Exactly repeat the material, dropping only the pictures.

■ ■ ■ ■ ■ ■ ■

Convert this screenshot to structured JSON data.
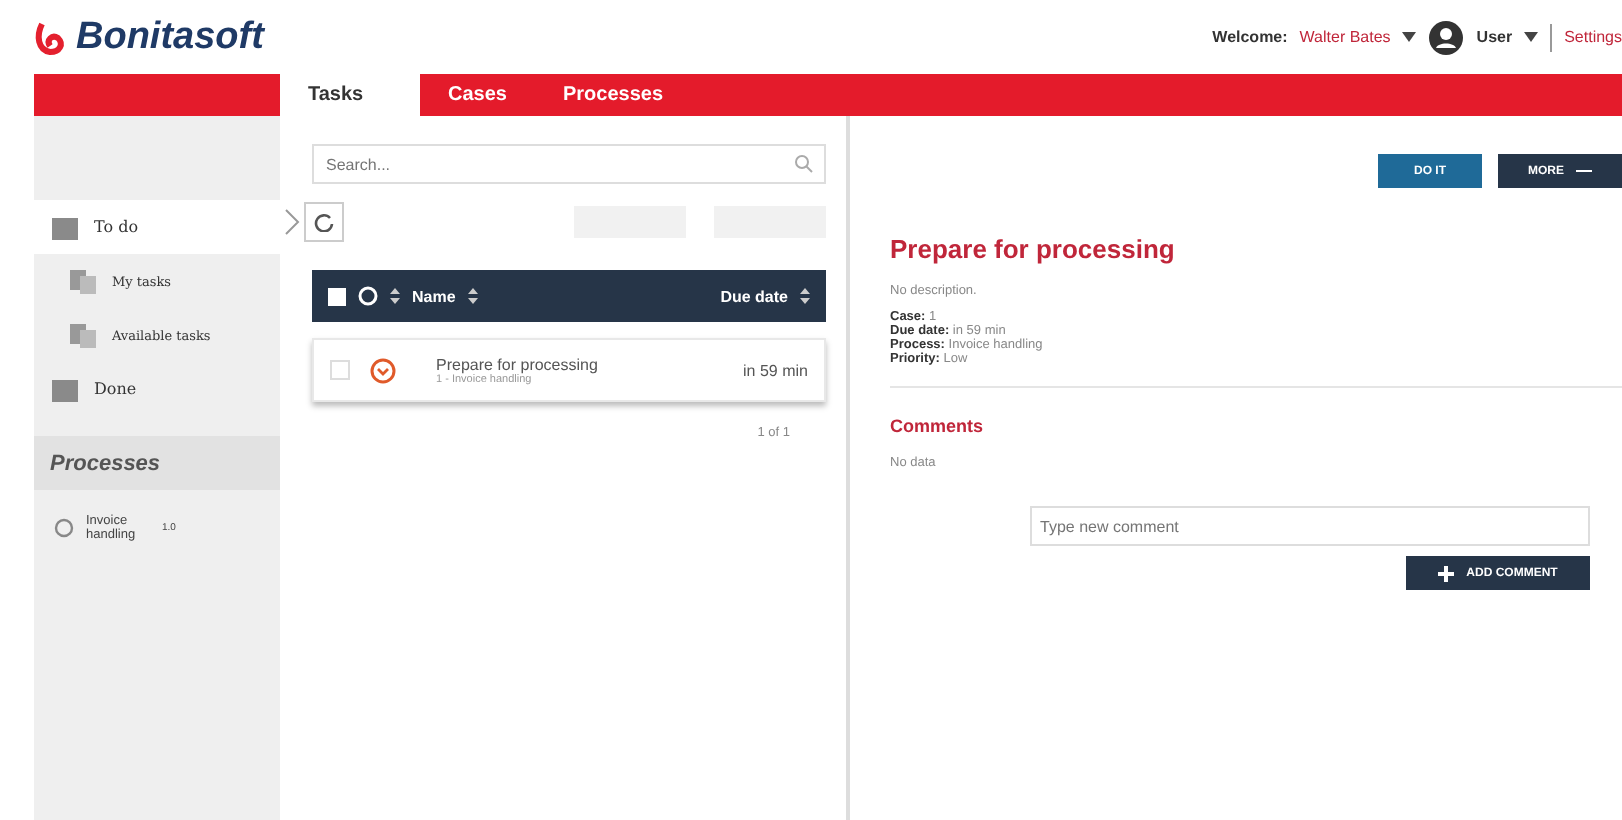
{
  "header": {
    "logo": "Bonitasoft",
    "welcome": "Welcome:",
    "user_name": "Walter Bates",
    "profile": "User",
    "settings": "Settings"
  },
  "tabs": [
    {
      "label": "Tasks",
      "selected": true
    },
    {
      "label": "Cases",
      "selected": false
    },
    {
      "label": "Processes",
      "selected": false
    }
  ],
  "sidebar": {
    "items": [
      {
        "label": "To do",
        "selected": true,
        "children": [
          {
            "label": "My tasks",
            "selected": false
          },
          {
            "label": "Available tasks",
            "selected": false
          }
        ]
      },
      {
        "label": "Done",
        "selected": false
      }
    ],
    "processes_title": "Processes",
    "processes": [
      {
        "name": "Invoice handling",
        "version": "1.0"
      }
    ]
  },
  "task_list": {
    "search": {
      "placeholder": "Search..."
    },
    "action_buttons": [
      {
        "disabled": true
      },
      {
        "disabled": true
      }
    ],
    "select_all": {
      "checked": false
    },
    "columns": [
      "Name",
      "Due date"
    ],
    "rows": [
      {
        "name": "Prepare for processing",
        "subtitle": "1 - Invoice handling",
        "due": "in 59 min",
        "selected": true,
        "checked": false
      }
    ],
    "pager": "1 of 1"
  },
  "details": {
    "buttons": [
      {
        "label": "DO IT",
        "kind": "primary"
      },
      {
        "label": "MORE",
        "kind": "dark"
      }
    ],
    "title": "Prepare for processing",
    "description": "No description.",
    "fields": [
      {
        "label": "Case:",
        "value": "1"
      },
      {
        "label": "Due date:",
        "value": "in 59 min"
      },
      {
        "label": "Process:",
        "value": "Invoice handling"
      },
      {
        "label": "Priority:",
        "value": "Low"
      }
    ],
    "comments_title": "Comments",
    "comments_empty": "No data",
    "comment_field": {
      "placeholder": "Type new comment"
    },
    "add_comment": "ADD COMMENT"
  }
}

■ ■ ■ ■ ■ ■ ■

The reply:
Convert this screenshot to structured JSON data.
{
  "header": {
    "logo": "Bonitasoft",
    "welcome": "Welcome:",
    "user_name": "Walter Bates",
    "profile": "User",
    "settings": "Settings"
  },
  "tabs": [
    {
      "label": "Tasks",
      "selected": true
    },
    {
      "label": "Cases",
      "selected": false
    },
    {
      "label": "Processes",
      "selected": false
    }
  ],
  "sidebar": {
    "items": [
      {
        "label": "To do",
        "selected": true,
        "children": [
          {
            "label": "My tasks",
            "selected": false
          },
          {
            "label": "Available tasks",
            "selected": false
          }
        ]
      },
      {
        "label": "Done",
        "selected": false
      }
    ],
    "processes_title": "Processes",
    "processes": [
      {
        "name": "Invoice handling",
        "version": "1.0"
      }
    ]
  },
  "task_list": {
    "search": {
      "placeholder": "Search..."
    },
    "action_buttons": [
      {
        "disabled": true
      },
      {
        "disabled": true
      }
    ],
    "select_all": {
      "checked": false
    },
    "columns": [
      "Name",
      "Due date"
    ],
    "rows": [
      {
        "name": "Prepare for processing",
        "subtitle": "1 - Invoice handling",
        "due": "in 59 min",
        "selected": true,
        "checked": false
      }
    ],
    "pager": "1 of 1"
  },
  "details": {
    "buttons": [
      {
        "label": "DO IT",
        "kind": "primary"
      },
      {
        "label": "MORE",
        "kind": "dark"
      }
    ],
    "title": "Prepare for processing",
    "description": "No description.",
    "fields": [
      {
        "label": "Case:",
        "value": "1"
      },
      {
        "label": "Due date:",
        "value": "in 59 min"
      },
      {
        "label": "Process:",
        "value": "Invoice handling"
      },
      {
        "label": "Priority:",
        "value": "Low"
      }
    ],
    "comments_title": "Comments",
    "comments_empty": "No data",
    "comment_field": {
      "placeholder": "Type new comment"
    },
    "add_comment": "ADD COMMENT"
  }
}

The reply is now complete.